§ **TASK BRIEF**: Copy each of the entries below faithfully, setting aside any pictures.

§ **DATA IN THIS EXERCISE**:
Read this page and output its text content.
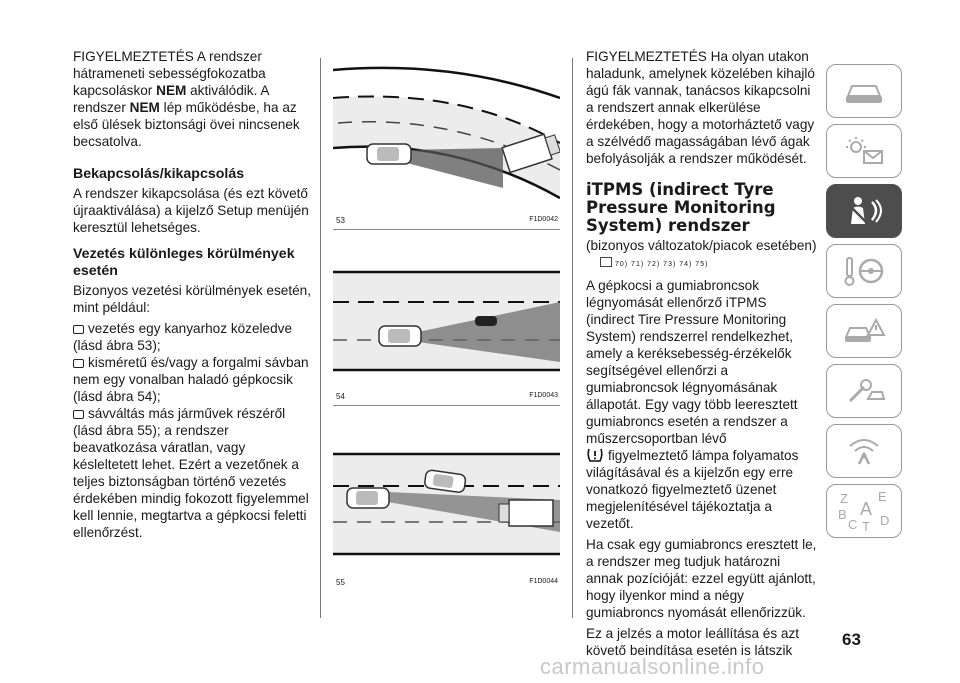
FIGYELMEZTETÉS A rendszer hátrameneti sebességfokozatba kapcsoláskor NEM aktiválódik. A rendszer NEM lép működésbe, ha az első ülések biztonsági övei nincsenek becsatolva.

Bekapcsolás/kikapcsolás

A rendszer kikapcsolása (és ezt követő újraaktiválása) a kijelző Setup menüjén keresztül lehetséges.

Vezetés különleges körülmények esetén

Bizonyos vezetési körülmények esetén, mint például:

vezetés egy kanyarhoz közeledve (lásd ábra 53);

kisméretű és/vagy a forgalmi sávban nem egy vonalban haladó gépkocsik (lásd ábra 54);

sávváltás más járművek részéről (lásd ábra 55); a rendszer beavatkozása váratlan, vagy késleltetett lehet. Ezért a vezetőnek a teljes biztonságban történő vezetés érdekében mindig fokozott figyelemmel kell lennie, megtartva a gépkocsi feletti ellenőrzést.

53	F1D0042
54	F1D0043
55	F1D0044

FIGYELMEZTETÉS Ha olyan utakon haladunk, amelynek közelében kihajló ágú fák vannak, tanácsos kikapcsolni a rendszert annak elkerülése érdekében, hogy a motorháztető vagy a szélvédő magasságában lévő ágak befolyásolják a rendszer működését.

iTPMS (indirect Tyre Pressure Monitoring System) rendszer

(bizonyos változatok/piacok esetében)

70) 71) 72) 73) 74) 75)

A gépkocsi a gumiabroncsok légnyomását ellenőrző iTPMS (indirect Tire Pressure Monitoring System) rendszerrel rendelkezhet, amely a keréksebesség-érzékelők segítségével ellenőrzi a gumiabroncsok légnyomásának állapotát. Egy vagy több leeresztett gumiabroncs esetén a rendszer a műszercsoportban lévő
figyelmeztető lámpa folyamatos világításával és a kijelzőn egy erre vonatkozó figyelmeztető üzenet megjelenítésével tájékoztatja a vezetőt.

Ha csak egy gumiabroncs eresztett le, a rendszer meg tudjuk határozni annak pozícióját: ezzel együtt ajánlott, hogy ilyenkor mind a négy gumiabroncs nyomását ellenőrizzük.

Ez a jelzés a motor leállítása és azt követő beindítása esetén is látszik

Z E
B A
C T D
63
carmanualsonline.info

§ **OUTPUT**:
Read this page and output its text content.
FIGYELMEZTETÉS A rendszer hátrameneti sebességfokozatba kapcsoláskor NEM aktiválódik. A rendszer NEM lép működésbe, ha az első ülések biztonsági övei nincsenek becsatolva.

Bekapcsolás/kikapcsolás

A rendszer kikapcsolása (és ezt követő újraaktiválása) a kijelző Setup menüjén keresztül lehetséges.

Vezetés különleges körülmények esetén

Bizonyos vezetési körülmények esetén, mint például:

vezetés egy kanyarhoz közeledve (lásd ábra 53);

kisméretű és/vagy a forgalmi sávban nem egy vonalban haladó gépkocsik (lásd ábra 54);

sávváltás más járművek részéről (lásd ábra 55); a rendszer beavatkozása váratlan, vagy késleltetett lehet. Ezért a vezetőnek a teljes biztonságban történő vezetés érdekében mindig fokozott figyelemmel kell lennie, megtartva a gépkocsi feletti ellenőrzést.

53	F1D0042
54	F1D0043
55	F1D0044

FIGYELMEZTETÉS Ha olyan utakon haladunk, amelynek közelében kihajló ágú fák vannak, tanácsos kikapcsolni a rendszert annak elkerülése érdekében, hogy a motorháztető vagy a szélvédő magasságában lévő ágak befolyásolják a rendszer működését.

iTPMS (indirect Tyre Pressure Monitoring System) rendszer

(bizonyos változatok/piacok esetében)

70) 71) 72) 73) 74) 75)

A gépkocsi a gumiabroncsok légnyomását ellenőrző iTPMS (indirect Tire Pressure Monitoring System) rendszerrel rendelkezhet, amely a keréksebesség-érzékelők segítségével ellenőrzi a gumiabroncsok légnyomásának állapotát. Egy vagy több leeresztett gumiabroncs esetén a rendszer a műszercsoportban lévő
figyelmeztető lámpa folyamatos világításával és a kijelzőn egy erre vonatkozó figyelmeztető üzenet megjelenítésével tájékoztatja a vezetőt.

Ha csak egy gumiabroncs eresztett le, a rendszer meg tudjuk határozni annak pozícióját: ezzel együtt ajánlott, hogy ilyenkor mind a négy gumiabroncs nyomását ellenőrizzük.

Ez a jelzés a motor leállítása és azt követő beindítása esetén is látszik

Z E
B A
C T D
63
carmanualsonline.info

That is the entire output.